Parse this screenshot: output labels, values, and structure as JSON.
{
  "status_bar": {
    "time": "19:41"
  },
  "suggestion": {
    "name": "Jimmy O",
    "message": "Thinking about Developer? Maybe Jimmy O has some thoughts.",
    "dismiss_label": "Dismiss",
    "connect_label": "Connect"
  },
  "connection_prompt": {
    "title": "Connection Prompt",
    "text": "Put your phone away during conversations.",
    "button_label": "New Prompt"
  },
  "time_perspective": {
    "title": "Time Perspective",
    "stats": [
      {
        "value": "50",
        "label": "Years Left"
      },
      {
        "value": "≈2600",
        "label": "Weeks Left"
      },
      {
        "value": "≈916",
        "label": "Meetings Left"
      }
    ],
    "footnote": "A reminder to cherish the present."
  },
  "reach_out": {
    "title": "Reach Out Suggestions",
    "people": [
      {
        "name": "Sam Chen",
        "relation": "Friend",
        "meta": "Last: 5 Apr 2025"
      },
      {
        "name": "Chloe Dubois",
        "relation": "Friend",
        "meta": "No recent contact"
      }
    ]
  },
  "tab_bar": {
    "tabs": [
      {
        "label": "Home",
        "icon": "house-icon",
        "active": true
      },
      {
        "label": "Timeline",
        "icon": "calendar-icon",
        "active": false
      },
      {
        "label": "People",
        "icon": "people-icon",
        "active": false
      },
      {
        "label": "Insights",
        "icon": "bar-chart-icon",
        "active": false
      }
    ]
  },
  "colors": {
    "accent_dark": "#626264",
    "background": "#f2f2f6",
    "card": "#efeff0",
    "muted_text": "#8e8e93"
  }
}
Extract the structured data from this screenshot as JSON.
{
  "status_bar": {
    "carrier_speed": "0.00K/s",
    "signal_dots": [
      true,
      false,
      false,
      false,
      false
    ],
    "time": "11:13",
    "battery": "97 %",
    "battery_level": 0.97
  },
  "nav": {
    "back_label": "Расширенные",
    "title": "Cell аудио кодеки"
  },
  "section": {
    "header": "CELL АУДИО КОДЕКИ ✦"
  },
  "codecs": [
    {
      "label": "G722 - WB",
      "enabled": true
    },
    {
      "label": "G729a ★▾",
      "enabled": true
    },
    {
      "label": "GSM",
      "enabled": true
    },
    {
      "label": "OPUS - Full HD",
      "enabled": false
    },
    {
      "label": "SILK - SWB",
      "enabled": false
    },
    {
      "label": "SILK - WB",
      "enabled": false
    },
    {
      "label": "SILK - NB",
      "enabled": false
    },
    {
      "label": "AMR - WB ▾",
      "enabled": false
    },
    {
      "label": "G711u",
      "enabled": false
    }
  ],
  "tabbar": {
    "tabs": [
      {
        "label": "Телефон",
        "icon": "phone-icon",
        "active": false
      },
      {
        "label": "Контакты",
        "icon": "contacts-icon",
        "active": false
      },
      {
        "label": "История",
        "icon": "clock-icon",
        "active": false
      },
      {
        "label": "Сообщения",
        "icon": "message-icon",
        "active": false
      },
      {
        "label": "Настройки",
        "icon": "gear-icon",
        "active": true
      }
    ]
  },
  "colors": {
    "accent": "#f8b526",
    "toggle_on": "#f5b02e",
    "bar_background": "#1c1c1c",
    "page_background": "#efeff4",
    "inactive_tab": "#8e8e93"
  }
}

> **Exercise requirements**
Transcribe the material above in its entirety. Match it exactly.

> **Exercise answer**
Parse this screenshot: output labels, values, and structure as JSON.
{
  "status_bar": {
    "time": "19:41"
  },
  "suggestion": {
    "name": "Jimmy O",
    "message": "Thinking about Developer? Maybe Jimmy O has some thoughts.",
    "dismiss_label": "Dismiss",
    "connect_label": "Connect"
  },
  "connection_prompt": {
    "title": "Connection Prompt",
    "text": "Put your phone away during conversations.",
    "button_label": "New Prompt"
  },
  "time_perspective": {
    "title": "Time Perspective",
    "stats": [
      {
        "value": "50",
        "label": "Years Left"
      },
      {
        "value": "≈2600",
        "label": "Weeks Left"
      },
      {
        "value": "≈916",
        "label": "Meetings Left"
      }
    ],
    "footnote": "A reminder to cherish the present."
  },
  "reach_out": {
    "title": "Reach Out Suggestions",
    "people": [
      {
        "name": "Sam Chen",
        "relation": "Friend",
        "meta": "Last: 5 Apr 2025"
      },
      {
        "name": "Chloe Dubois",
        "relation": "Friend",
        "meta": "No recent contact"
      }
    ]
  },
  "tab_bar": {
    "tabs": [
      {
        "label": "Home",
        "icon": "house-icon",
        "active": true
      },
      {
        "label": "Timeline",
        "icon": "calendar-icon",
        "active": false
      },
      {
        "label": "People",
        "icon": "people-icon",
        "active": false
      },
      {
        "label": "Insights",
        "icon": "bar-chart-icon",
        "active": false
      }
    ]
  },
  "colors": {
    "accent_dark": "#626264",
    "background": "#f2f2f6",
    "card": "#efeff0",
    "muted_text": "#8e8e93"
  }
}
Extract the structured data from this screenshot as JSON.
{
  "status_bar": {
    "carrier_speed": "0.00K/s",
    "signal_dots": [
      true,
      false,
      false,
      false,
      false
    ],
    "time": "11:13",
    "battery": "97 %",
    "battery_level": 0.97
  },
  "nav": {
    "back_label": "Расширенные",
    "title": "Cell аудио кодеки"
  },
  "section": {
    "header": "CELL АУДИО КОДЕКИ ✦"
  },
  "codecs": [
    {
      "label": "G722 - WB",
      "enabled": true
    },
    {
      "label": "G729a ★▾",
      "enabled": true
    },
    {
      "label": "GSM",
      "enabled": true
    },
    {
      "label": "OPUS - Full HD",
      "enabled": false
    },
    {
      "label": "SILK - SWB",
      "enabled": false
    },
    {
      "label": "SILK - WB",
      "enabled": false
    },
    {
      "label": "SILK - NB",
      "enabled": false
    },
    {
      "label": "AMR - WB ▾",
      "enabled": false
    },
    {
      "label": "G711u",
      "enabled": false
    }
  ],
  "tabbar": {
    "tabs": [
      {
        "label": "Телефон",
        "icon": "phone-icon",
        "active": false
      },
      {
        "label": "Контакты",
        "icon": "contacts-icon",
        "active": false
      },
      {
        "label": "История",
        "icon": "clock-icon",
        "active": false
      },
      {
        "label": "Сообщения",
        "icon": "message-icon",
        "active": false
      },
      {
        "label": "Настройки",
        "icon": "gear-icon",
        "active": true
      }
    ]
  },
  "colors": {
    "accent": "#f8b526",
    "toggle_on": "#f5b02e",
    "bar_background": "#1c1c1c",
    "page_background": "#efeff4",
    "inactive_tab": "#8e8e93"
  }
}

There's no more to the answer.